Take every line from the listing below that contains "ponderado".

Dataset rows
>> begin

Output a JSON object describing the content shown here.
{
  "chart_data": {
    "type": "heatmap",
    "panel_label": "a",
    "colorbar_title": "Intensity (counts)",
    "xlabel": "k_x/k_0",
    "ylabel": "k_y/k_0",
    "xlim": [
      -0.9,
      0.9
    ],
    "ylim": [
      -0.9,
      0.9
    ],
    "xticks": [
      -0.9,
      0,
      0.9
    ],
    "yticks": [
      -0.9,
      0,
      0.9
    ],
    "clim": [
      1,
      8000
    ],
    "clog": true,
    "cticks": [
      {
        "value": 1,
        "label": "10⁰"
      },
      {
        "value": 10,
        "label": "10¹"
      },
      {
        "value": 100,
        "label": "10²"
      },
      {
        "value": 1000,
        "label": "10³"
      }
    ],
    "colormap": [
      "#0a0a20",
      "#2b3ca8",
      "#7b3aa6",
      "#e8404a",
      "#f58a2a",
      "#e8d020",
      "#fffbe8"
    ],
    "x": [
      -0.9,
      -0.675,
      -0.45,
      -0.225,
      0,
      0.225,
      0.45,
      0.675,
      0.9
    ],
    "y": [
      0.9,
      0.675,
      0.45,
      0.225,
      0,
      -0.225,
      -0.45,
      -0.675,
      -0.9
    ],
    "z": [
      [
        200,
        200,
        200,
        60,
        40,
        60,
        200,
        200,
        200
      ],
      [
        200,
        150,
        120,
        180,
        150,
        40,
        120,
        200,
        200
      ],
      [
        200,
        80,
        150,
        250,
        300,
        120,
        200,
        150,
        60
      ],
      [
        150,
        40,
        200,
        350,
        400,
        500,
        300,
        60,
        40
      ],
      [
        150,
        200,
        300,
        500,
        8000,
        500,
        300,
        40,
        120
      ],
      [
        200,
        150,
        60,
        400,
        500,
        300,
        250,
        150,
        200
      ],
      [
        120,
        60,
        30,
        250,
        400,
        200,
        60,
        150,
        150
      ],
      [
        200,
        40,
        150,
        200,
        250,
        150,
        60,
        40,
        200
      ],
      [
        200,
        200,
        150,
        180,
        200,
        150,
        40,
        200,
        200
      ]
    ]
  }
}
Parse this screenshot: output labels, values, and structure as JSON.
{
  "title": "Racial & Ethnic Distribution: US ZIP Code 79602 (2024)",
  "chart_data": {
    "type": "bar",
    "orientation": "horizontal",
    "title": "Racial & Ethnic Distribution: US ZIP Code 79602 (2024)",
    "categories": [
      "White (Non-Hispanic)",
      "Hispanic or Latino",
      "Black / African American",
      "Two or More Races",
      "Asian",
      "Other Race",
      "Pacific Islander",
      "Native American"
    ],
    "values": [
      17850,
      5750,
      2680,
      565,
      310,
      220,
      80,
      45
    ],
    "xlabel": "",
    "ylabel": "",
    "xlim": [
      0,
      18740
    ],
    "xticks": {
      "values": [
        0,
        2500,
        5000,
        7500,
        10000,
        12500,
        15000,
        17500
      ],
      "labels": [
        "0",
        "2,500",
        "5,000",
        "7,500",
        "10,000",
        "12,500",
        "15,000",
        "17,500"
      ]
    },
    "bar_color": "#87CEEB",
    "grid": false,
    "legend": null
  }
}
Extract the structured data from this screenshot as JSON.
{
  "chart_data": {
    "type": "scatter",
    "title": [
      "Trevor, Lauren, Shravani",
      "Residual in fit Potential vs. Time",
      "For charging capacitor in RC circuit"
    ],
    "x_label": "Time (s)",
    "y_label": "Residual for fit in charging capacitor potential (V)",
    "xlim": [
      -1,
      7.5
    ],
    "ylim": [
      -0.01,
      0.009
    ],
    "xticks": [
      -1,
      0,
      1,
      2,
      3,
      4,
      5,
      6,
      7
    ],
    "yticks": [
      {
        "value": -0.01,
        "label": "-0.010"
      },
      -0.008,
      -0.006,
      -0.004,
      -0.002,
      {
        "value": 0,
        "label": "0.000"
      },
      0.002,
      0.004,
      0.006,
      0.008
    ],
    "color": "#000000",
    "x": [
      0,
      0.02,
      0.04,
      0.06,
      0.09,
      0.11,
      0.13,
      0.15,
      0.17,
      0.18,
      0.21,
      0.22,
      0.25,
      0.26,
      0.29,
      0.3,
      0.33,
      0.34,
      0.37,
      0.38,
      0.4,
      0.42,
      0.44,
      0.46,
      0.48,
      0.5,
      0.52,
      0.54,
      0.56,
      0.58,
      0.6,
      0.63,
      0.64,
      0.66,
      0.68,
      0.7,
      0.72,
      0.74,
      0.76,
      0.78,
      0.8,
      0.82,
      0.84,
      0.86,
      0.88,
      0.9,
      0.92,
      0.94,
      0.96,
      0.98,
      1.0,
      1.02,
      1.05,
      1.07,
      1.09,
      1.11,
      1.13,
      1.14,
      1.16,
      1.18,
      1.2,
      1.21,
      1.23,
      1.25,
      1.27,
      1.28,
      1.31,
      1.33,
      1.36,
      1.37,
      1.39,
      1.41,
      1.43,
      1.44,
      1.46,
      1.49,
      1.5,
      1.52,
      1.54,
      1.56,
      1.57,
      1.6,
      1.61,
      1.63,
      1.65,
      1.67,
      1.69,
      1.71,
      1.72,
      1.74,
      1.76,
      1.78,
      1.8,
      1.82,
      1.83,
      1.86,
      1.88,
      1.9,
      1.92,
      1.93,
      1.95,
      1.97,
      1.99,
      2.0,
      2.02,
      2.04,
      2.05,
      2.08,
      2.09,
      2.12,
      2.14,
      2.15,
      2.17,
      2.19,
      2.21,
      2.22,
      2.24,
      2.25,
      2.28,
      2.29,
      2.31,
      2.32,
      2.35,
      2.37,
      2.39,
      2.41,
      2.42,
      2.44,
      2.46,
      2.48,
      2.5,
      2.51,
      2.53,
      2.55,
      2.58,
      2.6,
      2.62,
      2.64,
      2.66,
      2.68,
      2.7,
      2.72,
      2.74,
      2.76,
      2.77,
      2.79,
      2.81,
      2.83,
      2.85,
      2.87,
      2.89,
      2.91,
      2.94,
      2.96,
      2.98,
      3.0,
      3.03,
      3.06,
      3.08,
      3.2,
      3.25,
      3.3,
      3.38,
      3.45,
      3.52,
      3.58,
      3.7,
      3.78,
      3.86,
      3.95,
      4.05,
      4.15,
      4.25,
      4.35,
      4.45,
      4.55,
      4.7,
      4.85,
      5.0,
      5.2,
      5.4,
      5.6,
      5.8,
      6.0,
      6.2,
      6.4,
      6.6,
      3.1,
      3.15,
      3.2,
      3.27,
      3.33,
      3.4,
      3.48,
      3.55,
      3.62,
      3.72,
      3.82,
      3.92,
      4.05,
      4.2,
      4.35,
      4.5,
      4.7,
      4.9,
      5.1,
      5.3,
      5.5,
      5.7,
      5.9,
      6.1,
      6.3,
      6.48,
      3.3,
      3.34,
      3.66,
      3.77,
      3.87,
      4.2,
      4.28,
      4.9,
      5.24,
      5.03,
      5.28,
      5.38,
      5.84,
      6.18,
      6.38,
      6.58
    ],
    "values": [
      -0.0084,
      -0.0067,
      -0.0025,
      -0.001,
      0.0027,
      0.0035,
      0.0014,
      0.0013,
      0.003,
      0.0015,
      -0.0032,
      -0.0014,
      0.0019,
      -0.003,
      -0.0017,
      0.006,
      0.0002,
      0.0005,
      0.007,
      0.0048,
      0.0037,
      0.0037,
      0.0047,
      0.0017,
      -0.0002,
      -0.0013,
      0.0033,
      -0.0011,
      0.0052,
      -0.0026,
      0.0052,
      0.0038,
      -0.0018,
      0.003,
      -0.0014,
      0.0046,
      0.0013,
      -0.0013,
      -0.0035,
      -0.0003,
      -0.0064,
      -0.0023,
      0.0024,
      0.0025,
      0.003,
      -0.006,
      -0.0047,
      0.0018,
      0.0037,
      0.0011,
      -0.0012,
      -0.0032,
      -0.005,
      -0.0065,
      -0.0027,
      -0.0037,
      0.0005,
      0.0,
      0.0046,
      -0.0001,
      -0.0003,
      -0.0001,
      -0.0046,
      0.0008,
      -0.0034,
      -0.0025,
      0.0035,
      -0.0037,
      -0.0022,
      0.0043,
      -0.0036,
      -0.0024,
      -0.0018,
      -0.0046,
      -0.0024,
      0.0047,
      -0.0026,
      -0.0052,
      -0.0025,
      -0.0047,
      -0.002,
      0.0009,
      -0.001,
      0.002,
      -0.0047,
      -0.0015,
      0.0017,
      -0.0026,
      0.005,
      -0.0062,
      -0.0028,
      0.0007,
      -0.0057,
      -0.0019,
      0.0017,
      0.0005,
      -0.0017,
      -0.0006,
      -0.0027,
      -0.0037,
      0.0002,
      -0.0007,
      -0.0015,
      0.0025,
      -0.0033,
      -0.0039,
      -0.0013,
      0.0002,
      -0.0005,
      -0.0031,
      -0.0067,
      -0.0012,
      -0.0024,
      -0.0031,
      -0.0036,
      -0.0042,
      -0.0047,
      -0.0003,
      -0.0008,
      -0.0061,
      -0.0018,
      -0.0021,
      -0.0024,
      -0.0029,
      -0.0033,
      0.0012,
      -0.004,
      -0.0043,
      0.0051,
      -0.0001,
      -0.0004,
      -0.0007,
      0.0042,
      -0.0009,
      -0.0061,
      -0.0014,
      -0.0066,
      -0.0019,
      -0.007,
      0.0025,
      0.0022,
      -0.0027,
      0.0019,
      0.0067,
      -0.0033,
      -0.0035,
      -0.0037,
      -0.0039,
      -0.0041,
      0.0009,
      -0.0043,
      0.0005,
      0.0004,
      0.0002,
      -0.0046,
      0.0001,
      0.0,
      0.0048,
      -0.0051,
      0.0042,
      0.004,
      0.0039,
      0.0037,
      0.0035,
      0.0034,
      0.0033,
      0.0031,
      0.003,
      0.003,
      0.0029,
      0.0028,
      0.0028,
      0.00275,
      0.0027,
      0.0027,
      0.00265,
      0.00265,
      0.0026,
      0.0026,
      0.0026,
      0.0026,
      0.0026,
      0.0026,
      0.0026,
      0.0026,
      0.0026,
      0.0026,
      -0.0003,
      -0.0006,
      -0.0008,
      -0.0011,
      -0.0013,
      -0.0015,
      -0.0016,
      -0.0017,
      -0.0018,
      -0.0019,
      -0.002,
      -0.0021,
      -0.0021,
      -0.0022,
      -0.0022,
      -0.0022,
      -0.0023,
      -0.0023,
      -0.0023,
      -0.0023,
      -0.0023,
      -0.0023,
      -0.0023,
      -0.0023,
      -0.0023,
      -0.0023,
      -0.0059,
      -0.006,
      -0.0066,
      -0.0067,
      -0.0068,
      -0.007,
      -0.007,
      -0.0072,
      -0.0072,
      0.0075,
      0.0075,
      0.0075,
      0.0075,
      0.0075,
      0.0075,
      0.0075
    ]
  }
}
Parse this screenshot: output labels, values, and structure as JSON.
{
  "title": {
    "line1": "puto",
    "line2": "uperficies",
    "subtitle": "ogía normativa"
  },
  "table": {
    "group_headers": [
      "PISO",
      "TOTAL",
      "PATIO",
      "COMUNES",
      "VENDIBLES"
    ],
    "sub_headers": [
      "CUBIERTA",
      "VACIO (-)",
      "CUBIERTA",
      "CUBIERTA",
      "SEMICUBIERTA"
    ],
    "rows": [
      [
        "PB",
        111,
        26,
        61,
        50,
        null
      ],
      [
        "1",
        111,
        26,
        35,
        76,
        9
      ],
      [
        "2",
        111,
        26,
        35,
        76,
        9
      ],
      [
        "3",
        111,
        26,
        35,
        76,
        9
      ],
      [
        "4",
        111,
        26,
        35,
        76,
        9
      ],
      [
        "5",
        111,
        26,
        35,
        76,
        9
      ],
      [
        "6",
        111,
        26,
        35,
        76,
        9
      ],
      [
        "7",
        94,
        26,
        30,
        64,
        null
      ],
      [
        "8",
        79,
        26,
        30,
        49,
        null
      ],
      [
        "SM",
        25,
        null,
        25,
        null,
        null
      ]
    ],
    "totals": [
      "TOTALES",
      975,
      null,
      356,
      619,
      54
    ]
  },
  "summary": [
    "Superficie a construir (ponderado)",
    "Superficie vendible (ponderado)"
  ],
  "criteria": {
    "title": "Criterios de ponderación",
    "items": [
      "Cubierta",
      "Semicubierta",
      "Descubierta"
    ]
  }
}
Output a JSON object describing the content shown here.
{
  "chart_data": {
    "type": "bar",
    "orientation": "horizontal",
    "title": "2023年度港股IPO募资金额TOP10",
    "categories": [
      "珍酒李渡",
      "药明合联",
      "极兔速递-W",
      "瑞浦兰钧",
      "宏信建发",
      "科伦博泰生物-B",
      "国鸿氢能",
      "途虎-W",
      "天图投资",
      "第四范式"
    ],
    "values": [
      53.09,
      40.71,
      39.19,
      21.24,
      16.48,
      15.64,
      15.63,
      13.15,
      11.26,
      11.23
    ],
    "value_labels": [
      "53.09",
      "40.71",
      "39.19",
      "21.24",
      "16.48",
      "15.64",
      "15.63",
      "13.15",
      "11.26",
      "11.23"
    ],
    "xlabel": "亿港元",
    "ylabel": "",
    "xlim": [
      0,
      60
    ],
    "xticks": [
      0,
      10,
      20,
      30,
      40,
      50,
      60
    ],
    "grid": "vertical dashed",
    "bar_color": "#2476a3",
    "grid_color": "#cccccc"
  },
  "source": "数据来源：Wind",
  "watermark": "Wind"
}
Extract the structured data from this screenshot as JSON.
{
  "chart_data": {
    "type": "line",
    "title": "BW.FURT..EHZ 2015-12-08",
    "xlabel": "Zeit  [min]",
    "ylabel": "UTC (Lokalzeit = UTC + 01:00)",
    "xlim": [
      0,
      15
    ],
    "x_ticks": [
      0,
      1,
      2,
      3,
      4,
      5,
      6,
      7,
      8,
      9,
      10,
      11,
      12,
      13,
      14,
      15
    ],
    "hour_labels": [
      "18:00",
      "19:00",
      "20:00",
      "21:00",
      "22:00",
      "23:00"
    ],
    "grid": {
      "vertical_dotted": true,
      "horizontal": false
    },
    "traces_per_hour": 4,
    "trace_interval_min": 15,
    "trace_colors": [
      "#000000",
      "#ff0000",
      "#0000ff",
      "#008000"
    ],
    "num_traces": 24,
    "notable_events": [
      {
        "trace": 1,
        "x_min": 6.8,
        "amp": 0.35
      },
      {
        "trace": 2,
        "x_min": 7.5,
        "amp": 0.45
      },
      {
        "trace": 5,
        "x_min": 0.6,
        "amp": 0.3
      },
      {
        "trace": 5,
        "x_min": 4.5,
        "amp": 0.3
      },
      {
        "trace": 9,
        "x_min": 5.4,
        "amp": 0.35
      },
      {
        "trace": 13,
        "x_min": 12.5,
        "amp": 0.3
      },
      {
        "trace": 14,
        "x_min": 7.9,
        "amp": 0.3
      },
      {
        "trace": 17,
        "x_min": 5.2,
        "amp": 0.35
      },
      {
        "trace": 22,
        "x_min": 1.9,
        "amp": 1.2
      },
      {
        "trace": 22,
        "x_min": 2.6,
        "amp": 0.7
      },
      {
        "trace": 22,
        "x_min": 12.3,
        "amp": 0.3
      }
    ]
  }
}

>> end

- COMPLETE ANSWER
    "Superficie a construir (ponderado)",
    "Superficie vendible (ponderado)"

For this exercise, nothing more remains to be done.